**Prompt**. Every line of the material that follows must be printed again exactly.

===============

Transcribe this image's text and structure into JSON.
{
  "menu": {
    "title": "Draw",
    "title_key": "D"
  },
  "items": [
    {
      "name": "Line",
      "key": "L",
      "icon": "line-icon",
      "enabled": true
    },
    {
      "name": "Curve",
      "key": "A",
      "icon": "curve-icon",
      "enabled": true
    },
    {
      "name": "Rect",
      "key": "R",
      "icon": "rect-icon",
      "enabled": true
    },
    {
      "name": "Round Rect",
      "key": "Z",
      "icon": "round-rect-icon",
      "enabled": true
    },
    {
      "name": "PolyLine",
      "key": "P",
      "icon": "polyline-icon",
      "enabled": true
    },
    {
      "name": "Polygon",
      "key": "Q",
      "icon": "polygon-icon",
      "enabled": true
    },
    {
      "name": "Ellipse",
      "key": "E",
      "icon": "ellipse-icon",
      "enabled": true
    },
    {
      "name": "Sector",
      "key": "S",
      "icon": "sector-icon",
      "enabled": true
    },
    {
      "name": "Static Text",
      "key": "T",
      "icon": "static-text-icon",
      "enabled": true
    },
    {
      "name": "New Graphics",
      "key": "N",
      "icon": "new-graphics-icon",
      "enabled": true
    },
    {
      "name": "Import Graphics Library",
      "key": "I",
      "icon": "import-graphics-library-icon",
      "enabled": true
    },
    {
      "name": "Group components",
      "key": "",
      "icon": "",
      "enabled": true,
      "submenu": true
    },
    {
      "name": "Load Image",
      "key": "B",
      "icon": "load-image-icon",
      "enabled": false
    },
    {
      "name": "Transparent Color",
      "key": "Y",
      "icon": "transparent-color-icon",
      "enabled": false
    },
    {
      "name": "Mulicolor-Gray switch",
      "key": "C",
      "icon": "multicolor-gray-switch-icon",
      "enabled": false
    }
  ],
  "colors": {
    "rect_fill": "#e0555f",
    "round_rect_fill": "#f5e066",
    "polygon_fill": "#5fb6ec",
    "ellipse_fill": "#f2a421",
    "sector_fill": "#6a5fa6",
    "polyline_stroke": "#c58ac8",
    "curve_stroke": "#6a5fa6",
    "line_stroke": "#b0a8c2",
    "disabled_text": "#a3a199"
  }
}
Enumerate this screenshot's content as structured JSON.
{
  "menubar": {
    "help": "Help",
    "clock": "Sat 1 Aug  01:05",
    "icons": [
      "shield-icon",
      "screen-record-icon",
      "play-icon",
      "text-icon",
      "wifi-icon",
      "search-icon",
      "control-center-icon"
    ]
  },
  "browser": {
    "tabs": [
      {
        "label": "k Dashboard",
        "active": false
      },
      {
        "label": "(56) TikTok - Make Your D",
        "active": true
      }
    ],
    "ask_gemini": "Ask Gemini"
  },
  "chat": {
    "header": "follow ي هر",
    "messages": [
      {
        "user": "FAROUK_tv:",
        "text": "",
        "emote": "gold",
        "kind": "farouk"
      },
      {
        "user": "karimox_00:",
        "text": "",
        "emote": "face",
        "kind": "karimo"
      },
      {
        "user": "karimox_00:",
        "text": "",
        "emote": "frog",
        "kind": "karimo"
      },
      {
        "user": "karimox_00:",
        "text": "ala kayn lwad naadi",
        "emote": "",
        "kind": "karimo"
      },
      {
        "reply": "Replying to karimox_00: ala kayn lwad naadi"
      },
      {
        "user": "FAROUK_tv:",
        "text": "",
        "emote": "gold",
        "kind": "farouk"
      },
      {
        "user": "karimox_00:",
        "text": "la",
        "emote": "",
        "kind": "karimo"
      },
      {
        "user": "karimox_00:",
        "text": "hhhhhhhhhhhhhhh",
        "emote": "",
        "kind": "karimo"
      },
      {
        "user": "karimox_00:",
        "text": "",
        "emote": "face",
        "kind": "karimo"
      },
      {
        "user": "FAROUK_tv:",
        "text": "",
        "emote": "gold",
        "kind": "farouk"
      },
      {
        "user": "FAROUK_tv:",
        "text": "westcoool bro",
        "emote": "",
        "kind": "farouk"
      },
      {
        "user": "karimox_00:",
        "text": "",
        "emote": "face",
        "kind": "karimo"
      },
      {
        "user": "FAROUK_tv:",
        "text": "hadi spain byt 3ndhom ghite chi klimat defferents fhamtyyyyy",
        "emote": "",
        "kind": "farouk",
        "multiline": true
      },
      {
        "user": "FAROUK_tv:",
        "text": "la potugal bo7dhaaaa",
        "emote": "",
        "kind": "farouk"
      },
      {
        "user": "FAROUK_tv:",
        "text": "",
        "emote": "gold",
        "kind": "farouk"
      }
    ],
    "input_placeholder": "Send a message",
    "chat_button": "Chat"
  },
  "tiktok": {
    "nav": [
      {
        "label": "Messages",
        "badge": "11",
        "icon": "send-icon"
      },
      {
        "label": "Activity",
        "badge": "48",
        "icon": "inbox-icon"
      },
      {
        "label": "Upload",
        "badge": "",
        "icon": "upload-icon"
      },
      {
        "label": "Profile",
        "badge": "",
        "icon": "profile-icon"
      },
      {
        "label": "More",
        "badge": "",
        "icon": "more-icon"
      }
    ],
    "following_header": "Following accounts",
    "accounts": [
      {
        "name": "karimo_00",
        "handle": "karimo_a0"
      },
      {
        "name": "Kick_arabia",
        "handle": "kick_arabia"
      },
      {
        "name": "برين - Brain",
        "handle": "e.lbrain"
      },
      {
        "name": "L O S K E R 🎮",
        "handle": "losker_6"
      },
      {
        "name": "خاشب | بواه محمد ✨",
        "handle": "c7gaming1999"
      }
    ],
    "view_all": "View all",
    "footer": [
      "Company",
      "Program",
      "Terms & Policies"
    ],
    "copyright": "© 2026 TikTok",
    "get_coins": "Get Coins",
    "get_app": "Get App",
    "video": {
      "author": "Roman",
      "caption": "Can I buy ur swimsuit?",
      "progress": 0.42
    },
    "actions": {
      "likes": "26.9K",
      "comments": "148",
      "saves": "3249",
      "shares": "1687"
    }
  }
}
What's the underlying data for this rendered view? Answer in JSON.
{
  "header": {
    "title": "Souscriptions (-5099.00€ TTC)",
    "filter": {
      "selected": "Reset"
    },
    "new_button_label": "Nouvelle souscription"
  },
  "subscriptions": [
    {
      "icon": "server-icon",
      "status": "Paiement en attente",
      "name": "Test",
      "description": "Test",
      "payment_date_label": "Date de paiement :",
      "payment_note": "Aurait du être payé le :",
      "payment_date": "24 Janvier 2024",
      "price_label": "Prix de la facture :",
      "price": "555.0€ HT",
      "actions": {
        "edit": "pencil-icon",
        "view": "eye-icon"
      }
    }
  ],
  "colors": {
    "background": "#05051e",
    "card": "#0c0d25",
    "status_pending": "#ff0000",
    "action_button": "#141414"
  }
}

===============

**Completed exercise**.
Transcribe this image's text and structure into JSON.
{
  "menu": {
    "title": "Draw",
    "title_key": "D"
  },
  "items": [
    {
      "name": "Line",
      "key": "L",
      "icon": "line-icon",
      "enabled": true
    },
    {
      "name": "Curve",
      "key": "A",
      "icon": "curve-icon",
      "enabled": true
    },
    {
      "name": "Rect",
      "key": "R",
      "icon": "rect-icon",
      "enabled": true
    },
    {
      "name": "Round Rect",
      "key": "Z",
      "icon": "round-rect-icon",
      "enabled": true
    },
    {
      "name": "PolyLine",
      "key": "P",
      "icon": "polyline-icon",
      "enabled": true
    },
    {
      "name": "Polygon",
      "key": "Q",
      "icon": "polygon-icon",
      "enabled": true
    },
    {
      "name": "Ellipse",
      "key": "E",
      "icon": "ellipse-icon",
      "enabled": true
    },
    {
      "name": "Sector",
      "key": "S",
      "icon": "sector-icon",
      "enabled": true
    },
    {
      "name": "Static Text",
      "key": "T",
      "icon": "static-text-icon",
      "enabled": true
    },
    {
      "name": "New Graphics",
      "key": "N",
      "icon": "new-graphics-icon",
      "enabled": true
    },
    {
      "name": "Import Graphics Library",
      "key": "I",
      "icon": "import-graphics-library-icon",
      "enabled": true
    },
    {
      "name": "Group components",
      "key": "",
      "icon": "",
      "enabled": true,
      "submenu": true
    },
    {
      "name": "Load Image",
      "key": "B",
      "icon": "load-image-icon",
      "enabled": false
    },
    {
      "name": "Transparent Color",
      "key": "Y",
      "icon": "transparent-color-icon",
      "enabled": false
    },
    {
      "name": "Mulicolor-Gray switch",
      "key": "C",
      "icon": "multicolor-gray-switch-icon",
      "enabled": false
    }
  ],
  "colors": {
    "rect_fill": "#e0555f",
    "round_rect_fill": "#f5e066",
    "polygon_fill": "#5fb6ec",
    "ellipse_fill": "#f2a421",
    "sector_fill": "#6a5fa6",
    "polyline_stroke": "#c58ac8",
    "curve_stroke": "#6a5fa6",
    "line_stroke": "#b0a8c2",
    "disabled_text": "#a3a199"
  }
}
Enumerate this screenshot's content as structured JSON.
{
  "menubar": {
    "help": "Help",
    "clock": "Sat 1 Aug  01:05",
    "icons": [
      "shield-icon",
      "screen-record-icon",
      "play-icon",
      "text-icon",
      "wifi-icon",
      "search-icon",
      "control-center-icon"
    ]
  },
  "browser": {
    "tabs": [
      {
        "label": "k Dashboard",
        "active": false
      },
      {
        "label": "(56) TikTok - Make Your D",
        "active": true
      }
    ],
    "ask_gemini": "Ask Gemini"
  },
  "chat": {
    "header": "follow ي هر",
    "messages": [
      {
        "user": "FAROUK_tv:",
        "text": "",
        "emote": "gold",
        "kind": "farouk"
      },
      {
        "user": "karimox_00:",
        "text": "",
        "emote": "face",
        "kind": "karimo"
      },
      {
        "user": "karimox_00:",
        "text": "",
        "emote": "frog",
        "kind": "karimo"
      },
      {
        "user": "karimox_00:",
        "text": "ala kayn lwad naadi",
        "emote": "",
        "kind": "karimo"
      },
      {
        "reply": "Replying to karimox_00: ala kayn lwad naadi"
      },
      {
        "user": "FAROUK_tv:",
        "text": "",
        "emote": "gold",
        "kind": "farouk"
      },
      {
        "user": "karimox_00:",
        "text": "la",
        "emote": "",
        "kind": "karimo"
      },
      {
        "user": "karimox_00:",
        "text": "hhhhhhhhhhhhhhh",
        "emote": "",
        "kind": "karimo"
      },
      {
        "user": "karimox_00:",
        "text": "",
        "emote": "face",
        "kind": "karimo"
      },
      {
        "user": "FAROUK_tv:",
        "text": "",
        "emote": "gold",
        "kind": "farouk"
      },
      {
        "user": "FAROUK_tv:",
        "text": "westcoool bro",
        "emote": "",
        "kind": "farouk"
      },
      {
        "user": "karimox_00:",
        "text": "",
        "emote": "face",
        "kind": "karimo"
      },
      {
        "user": "FAROUK_tv:",
        "text": "hadi spain byt 3ndhom ghite chi klimat defferents fhamtyyyyy",
        "emote": "",
        "kind": "farouk",
        "multiline": true
      },
      {
        "user": "FAROUK_tv:",
        "text": "la potugal bo7dhaaaa",
        "emote": "",
        "kind": "farouk"
      },
      {
        "user": "FAROUK_tv:",
        "text": "",
        "emote": "gold",
        "kind": "farouk"
      }
    ],
    "input_placeholder": "Send a message",
    "chat_button": "Chat"
  },
  "tiktok": {
    "nav": [
      {
        "label": "Messages",
        "badge": "11",
        "icon": "send-icon"
      },
      {
        "label": "Activity",
        "badge": "48",
        "icon": "inbox-icon"
      },
      {
        "label": "Upload",
        "badge": "",
        "icon": "upload-icon"
      },
      {
        "label": "Profile",
        "badge": "",
        "icon": "profile-icon"
      },
      {
        "label": "More",
        "badge": "",
        "icon": "more-icon"
      }
    ],
    "following_header": "Following accounts",
    "accounts": [
      {
        "name": "karimo_00",
        "handle": "karimo_a0"
      },
      {
        "name": "Kick_arabia",
        "handle": "kick_arabia"
      },
      {
        "name": "برين - Brain",
        "handle": "e.lbrain"
      },
      {
        "name": "L O S K E R 🎮",
        "handle": "losker_6"
      },
      {
        "name": "خاشب | بواه محمد ✨",
        "handle": "c7gaming1999"
      }
    ],
    "view_all": "View all",
    "footer": [
      "Company",
      "Program",
      "Terms & Policies"
    ],
    "copyright": "© 2026 TikTok",
    "get_coins": "Get Coins",
    "get_app": "Get App",
    "video": {
      "author": "Roman",
      "caption": "Can I buy ur swimsuit?",
      "progress": 0.42
    },
    "actions": {
      "likes": "26.9K",
      "comments": "148",
      "saves": "3249",
      "shares": "1687"
    }
  }
}
What's the underlying data for this rendered view? Answer in JSON.
{
  "header": {
    "title": "Souscriptions (-5099.00€ TTC)",
    "filter": {
      "selected": "Reset"
    },
    "new_button_label": "Nouvelle souscription"
  },
  "subscriptions": [
    {
      "icon": "server-icon",
      "status": "Paiement en attente",
      "name": "Test",
      "description": "Test",
      "payment_date_label": "Date de paiement :",
      "payment_note": "Aurait du être payé le :",
      "payment_date": "24 Janvier 2024",
      "price_label": "Prix de la facture :",
      "price": "555.0€ HT",
      "actions": {
        "edit": "pencil-icon",
        "view": "eye-icon"
      }
    }
  ],
  "colors": {
    "background": "#05051e",
    "card": "#0c0d25",
    "status_pending": "#ff0000",
    "action_button": "#141414"
  }
}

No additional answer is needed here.